··· Input for this task

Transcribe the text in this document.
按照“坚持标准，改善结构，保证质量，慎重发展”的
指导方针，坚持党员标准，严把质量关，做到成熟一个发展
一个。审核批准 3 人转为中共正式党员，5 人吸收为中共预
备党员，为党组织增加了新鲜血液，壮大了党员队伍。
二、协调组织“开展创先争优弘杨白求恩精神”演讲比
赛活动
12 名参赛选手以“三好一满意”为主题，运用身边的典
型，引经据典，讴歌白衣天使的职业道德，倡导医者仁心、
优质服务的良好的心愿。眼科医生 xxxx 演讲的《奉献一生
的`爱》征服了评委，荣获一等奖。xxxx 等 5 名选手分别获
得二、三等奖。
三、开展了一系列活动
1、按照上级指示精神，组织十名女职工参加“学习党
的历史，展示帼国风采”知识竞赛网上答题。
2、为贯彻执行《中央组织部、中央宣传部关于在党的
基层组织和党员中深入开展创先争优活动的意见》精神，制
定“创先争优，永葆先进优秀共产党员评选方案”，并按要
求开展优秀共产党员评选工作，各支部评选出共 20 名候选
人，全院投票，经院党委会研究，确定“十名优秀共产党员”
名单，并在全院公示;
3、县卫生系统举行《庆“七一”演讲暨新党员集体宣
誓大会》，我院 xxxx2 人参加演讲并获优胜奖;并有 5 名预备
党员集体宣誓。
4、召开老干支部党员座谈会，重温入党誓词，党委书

······

* Work required:
Extract each line of the listing above, copying it word for word.

* Exercise result:
Transcribe the text in this document.
按照“坚持标准，改善结构，保证质量，慎重发展”的
指导方针，坚持党员标准，严把质量关，做到成熟一个发展
一个。审核批准 3 人转为中共正式党员，5 人吸收为中共预
备党员，为党组织增加了新鲜血液，壮大了党员队伍。
二、协调组织“开展创先争优弘杨白求恩精神”演讲比
赛活动
12 名参赛选手以“三好一满意”为主题，运用身边的典
型，引经据典，讴歌白衣天使的职业道德，倡导医者仁心、
优质服务的良好的心愿。眼科医生 xxxx 演讲的《奉献一生
的`爱》征服了评委，荣获一等奖。xxxx 等 5 名选手分别获
得二、三等奖。
三、开展了一系列活动
1、按照上级指示精神，组织十名女职工参加“学习党
的历史，展示帼国风采”知识竞赛网上答题。
2、为贯彻执行《中央组织部、中央宣传部关于在党的
基层组织和党员中深入开展创先争优活动的意见》精神，制
定“创先争优，永葆先进优秀共产党员评选方案”，并按要
求开展优秀共产党员评选工作，各支部评选出共 20 名候选
人，全院投票，经院党委会研究，确定“十名优秀共产党员”
名单，并在全院公示;
3、县卫生系统举行《庆“七一”演讲暨新党员集体宣
誓大会》，我院 xxxx2 人参加演讲并获优胜奖;并有 5 名预备
党员集体宣誓。
4、召开老干支部党员座谈会，重温入党誓词，党委书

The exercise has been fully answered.